_Objective_
Gather each line of the entries below that includes "zbekiston".

_Given information_
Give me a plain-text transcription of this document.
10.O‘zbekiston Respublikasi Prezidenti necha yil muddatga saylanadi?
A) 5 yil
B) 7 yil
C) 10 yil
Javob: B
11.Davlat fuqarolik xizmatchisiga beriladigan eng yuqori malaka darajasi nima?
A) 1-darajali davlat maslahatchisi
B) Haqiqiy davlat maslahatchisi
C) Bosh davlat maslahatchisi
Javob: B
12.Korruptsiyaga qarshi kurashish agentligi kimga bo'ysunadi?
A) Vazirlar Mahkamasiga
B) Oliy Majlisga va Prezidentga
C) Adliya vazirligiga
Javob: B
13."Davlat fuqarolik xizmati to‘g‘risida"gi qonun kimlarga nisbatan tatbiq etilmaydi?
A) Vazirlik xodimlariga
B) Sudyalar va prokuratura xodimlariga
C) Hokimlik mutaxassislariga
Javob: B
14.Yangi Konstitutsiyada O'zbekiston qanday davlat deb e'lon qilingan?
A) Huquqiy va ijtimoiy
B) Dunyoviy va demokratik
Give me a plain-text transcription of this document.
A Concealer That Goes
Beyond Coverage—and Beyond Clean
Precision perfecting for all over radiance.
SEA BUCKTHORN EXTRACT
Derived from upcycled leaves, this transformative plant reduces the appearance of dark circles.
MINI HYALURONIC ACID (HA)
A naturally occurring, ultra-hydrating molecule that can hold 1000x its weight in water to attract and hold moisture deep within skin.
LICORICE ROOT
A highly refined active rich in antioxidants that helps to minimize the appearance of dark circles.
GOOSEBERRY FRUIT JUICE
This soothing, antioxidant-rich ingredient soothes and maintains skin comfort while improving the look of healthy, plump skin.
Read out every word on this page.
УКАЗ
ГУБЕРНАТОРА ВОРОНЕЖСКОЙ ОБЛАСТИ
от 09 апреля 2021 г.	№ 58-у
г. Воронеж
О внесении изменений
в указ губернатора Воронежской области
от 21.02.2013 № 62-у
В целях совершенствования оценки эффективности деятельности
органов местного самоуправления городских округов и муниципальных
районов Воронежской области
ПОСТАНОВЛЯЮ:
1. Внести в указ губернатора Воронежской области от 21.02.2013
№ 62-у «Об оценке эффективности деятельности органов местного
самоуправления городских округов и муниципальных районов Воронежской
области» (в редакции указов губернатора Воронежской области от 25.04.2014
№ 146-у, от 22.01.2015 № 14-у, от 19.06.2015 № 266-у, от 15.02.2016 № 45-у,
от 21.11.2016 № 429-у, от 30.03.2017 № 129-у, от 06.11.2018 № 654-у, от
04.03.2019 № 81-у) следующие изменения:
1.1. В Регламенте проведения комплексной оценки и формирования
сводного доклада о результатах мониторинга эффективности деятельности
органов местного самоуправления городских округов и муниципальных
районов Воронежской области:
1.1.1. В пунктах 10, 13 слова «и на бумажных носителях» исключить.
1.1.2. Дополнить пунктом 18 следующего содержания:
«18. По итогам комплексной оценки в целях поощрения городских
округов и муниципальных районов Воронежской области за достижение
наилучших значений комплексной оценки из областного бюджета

_Exercise response_
10.O‘zbekiston Respublikasi Prezidenti necha yil muddatga saylanadi?
14.Yangi Konstitutsiyada O'zbekiston qanday davlat deb e'lon qilingan?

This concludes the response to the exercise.